Required actions »
**1.** List every question in the men's banter at the opening of the gym essay.
**2.** Reproduce the stretch of the gym essay from "But today, something" through "that changes everything.", replacing "gym" with "fitness center".

Source »
^^^^

It’s Sunday afternoon in the weight room at the rec center, and the guys are all here. They’re in good spirits today, and the banter and trash-talk is lively. Which of us has the biggest muscles? What about the biggest dick? Which of us needs to work on his legs more? Who gets the most girls to spread their legs for him?
I know all of these guys — if not by name, then at least by sight. Normally we would exchange greetings and some small talk. But today is different. Most of the time, the typical conversations among the men at my gym are about sports and money. The language is rough, but it’s not the sort of thing that you wouldn’t overhear on a city bus.
But today, something is different. The fact that the dominant topics of conversation have become so starkly gendered and macho has changed the environment of the gym in a subtle but undeniable way. To say this place has suddenly become a “men’s space” would be inaccurate — it’s always been male-dominated. But today, they don’t say hello. I nod a greeting at a group of guys I know, and they look right through me.
The conversation today is more akin to locker room banter, and that changes everything.
See, this kind of talk — profanity-laden trash talk and the occasional vaguely misogynistic tale of sexual conquest — is the kind of talk that men are not to engage in when women are around. Even the young guys know that you don’t talk about the size of your dick in mixed company. Women are reckoned as the keepers of morality in our society, and the mere silent presence of a woman can be enough to make some men feel chastened or strangely defensive. Typically, when guys catch themselves engaging in macho locker-room talk in front of women, they respond in a few different kind of ways of varying levels of politeness — from the sometimes contrite, sometimes humorous variations on “Sorry, ma’am,” to the more hostile, actively othering responses (e.g., sexual harassment). On that Sunday, though, they just opted to ignore me. I smiled and nodded at the men I knew, but they looked right through me that day — though every other man who came in after me got a hearty greeting.

^^^^

Record extracts »
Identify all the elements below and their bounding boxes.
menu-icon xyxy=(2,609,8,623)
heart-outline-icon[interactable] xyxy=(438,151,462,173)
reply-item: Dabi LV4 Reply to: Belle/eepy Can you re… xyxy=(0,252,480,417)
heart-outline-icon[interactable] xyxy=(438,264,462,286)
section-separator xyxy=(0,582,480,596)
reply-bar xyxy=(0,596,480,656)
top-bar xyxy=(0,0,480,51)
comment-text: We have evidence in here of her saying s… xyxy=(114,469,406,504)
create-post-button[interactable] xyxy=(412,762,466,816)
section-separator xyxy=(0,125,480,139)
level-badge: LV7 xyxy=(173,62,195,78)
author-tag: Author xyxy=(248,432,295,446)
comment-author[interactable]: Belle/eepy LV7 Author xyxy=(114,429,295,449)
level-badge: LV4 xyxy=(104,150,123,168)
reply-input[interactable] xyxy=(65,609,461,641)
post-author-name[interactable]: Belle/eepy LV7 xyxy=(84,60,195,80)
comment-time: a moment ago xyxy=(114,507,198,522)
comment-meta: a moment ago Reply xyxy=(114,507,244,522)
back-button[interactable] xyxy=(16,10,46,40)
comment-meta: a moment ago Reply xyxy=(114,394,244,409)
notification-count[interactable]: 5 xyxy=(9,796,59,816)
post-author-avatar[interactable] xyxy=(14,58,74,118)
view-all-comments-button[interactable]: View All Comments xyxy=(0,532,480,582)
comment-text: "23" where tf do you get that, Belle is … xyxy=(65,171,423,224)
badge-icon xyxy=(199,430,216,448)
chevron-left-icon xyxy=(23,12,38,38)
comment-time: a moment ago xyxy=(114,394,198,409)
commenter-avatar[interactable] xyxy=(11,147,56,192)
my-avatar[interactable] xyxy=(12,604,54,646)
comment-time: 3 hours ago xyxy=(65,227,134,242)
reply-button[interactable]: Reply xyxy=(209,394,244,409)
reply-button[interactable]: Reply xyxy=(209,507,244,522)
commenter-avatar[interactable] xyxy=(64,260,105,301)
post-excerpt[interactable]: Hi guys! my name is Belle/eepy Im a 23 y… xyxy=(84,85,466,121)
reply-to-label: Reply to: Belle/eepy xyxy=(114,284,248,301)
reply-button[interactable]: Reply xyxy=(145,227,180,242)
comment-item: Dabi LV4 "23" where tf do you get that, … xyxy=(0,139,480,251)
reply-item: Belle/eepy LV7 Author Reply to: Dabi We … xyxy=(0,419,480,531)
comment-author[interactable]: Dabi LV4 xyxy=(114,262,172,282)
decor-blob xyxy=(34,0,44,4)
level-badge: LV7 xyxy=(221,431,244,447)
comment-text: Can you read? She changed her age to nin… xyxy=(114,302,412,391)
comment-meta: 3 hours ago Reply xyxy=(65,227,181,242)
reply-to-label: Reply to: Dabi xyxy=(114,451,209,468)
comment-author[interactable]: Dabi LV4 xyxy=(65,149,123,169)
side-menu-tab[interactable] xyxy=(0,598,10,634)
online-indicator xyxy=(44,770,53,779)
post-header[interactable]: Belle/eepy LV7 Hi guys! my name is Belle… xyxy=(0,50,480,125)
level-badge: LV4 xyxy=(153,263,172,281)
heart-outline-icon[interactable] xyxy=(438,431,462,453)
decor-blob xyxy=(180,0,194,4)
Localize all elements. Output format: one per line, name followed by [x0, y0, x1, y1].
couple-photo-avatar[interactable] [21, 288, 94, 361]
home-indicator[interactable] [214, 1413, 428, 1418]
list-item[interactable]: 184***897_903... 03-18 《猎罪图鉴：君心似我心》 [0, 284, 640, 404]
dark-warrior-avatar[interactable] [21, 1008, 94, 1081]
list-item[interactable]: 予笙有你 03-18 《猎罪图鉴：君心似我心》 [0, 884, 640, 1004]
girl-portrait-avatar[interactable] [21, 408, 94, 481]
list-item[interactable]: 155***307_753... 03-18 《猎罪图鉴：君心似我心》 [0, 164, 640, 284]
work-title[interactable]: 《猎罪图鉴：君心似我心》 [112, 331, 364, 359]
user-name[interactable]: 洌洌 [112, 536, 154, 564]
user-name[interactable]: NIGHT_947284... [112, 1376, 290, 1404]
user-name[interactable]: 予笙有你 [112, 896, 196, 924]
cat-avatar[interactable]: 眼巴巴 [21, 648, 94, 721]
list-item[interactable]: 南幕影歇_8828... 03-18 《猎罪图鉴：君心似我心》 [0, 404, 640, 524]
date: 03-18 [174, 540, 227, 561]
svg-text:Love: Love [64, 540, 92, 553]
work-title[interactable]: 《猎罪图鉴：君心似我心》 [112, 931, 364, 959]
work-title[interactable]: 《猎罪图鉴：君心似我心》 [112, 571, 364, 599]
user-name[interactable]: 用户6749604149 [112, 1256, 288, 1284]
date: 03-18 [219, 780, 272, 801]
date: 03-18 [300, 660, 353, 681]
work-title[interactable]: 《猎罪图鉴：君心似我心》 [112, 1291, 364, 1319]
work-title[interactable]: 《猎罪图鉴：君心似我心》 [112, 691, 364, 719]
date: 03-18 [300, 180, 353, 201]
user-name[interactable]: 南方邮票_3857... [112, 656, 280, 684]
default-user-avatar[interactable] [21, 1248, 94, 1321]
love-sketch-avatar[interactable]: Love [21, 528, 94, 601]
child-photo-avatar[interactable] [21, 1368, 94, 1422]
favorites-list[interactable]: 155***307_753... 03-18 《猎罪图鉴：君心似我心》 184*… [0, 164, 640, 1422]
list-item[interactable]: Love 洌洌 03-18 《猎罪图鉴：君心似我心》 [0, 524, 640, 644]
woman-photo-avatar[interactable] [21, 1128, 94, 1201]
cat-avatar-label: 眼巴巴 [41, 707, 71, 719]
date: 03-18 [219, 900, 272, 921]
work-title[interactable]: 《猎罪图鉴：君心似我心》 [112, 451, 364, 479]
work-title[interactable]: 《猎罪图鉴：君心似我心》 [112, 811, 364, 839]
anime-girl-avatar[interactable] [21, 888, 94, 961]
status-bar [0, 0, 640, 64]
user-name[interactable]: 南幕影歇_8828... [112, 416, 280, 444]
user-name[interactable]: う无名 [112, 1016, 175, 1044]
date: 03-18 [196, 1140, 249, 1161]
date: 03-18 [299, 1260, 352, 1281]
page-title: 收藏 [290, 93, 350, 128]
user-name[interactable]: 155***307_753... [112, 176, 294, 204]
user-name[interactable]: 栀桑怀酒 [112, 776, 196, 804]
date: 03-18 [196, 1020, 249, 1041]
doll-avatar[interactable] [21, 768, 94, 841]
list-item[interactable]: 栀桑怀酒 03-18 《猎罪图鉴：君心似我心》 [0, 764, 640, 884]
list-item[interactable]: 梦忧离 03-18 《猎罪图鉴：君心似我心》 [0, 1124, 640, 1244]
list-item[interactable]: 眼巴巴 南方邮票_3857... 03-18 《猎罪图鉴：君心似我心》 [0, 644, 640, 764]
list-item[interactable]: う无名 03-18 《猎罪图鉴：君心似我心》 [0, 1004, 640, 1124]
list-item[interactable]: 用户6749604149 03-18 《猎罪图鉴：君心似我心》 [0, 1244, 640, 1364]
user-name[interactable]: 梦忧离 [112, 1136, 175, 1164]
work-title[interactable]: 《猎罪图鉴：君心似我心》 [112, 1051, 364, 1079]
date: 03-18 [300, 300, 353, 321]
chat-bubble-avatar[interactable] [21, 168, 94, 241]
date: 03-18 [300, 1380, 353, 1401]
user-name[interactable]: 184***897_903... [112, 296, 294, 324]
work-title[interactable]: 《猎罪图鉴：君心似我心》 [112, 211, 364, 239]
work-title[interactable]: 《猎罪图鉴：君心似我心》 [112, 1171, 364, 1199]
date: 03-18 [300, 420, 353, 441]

^^^^

Exercise results »
**1.**
- Which of us has the biggest muscles?
- What about the biggest dick?
- Which of us needs to work on his legs more?
- Who gets the most girls to spread their legs for him?

**2.**
But today, something is different. The fact that the dominant topics of conversation have become so starkly gendered and macho has changed the environment of the fitness center in a subtle but undeniable way. To say this place has suddenly become a “men’s space” would be inaccurate — it’s always been male-dominated. But today, they don’t say hello. I nod a greeting at a group of guys I know, and they look right through me.
The conversation today is more akin to locker room banter, and that changes everything.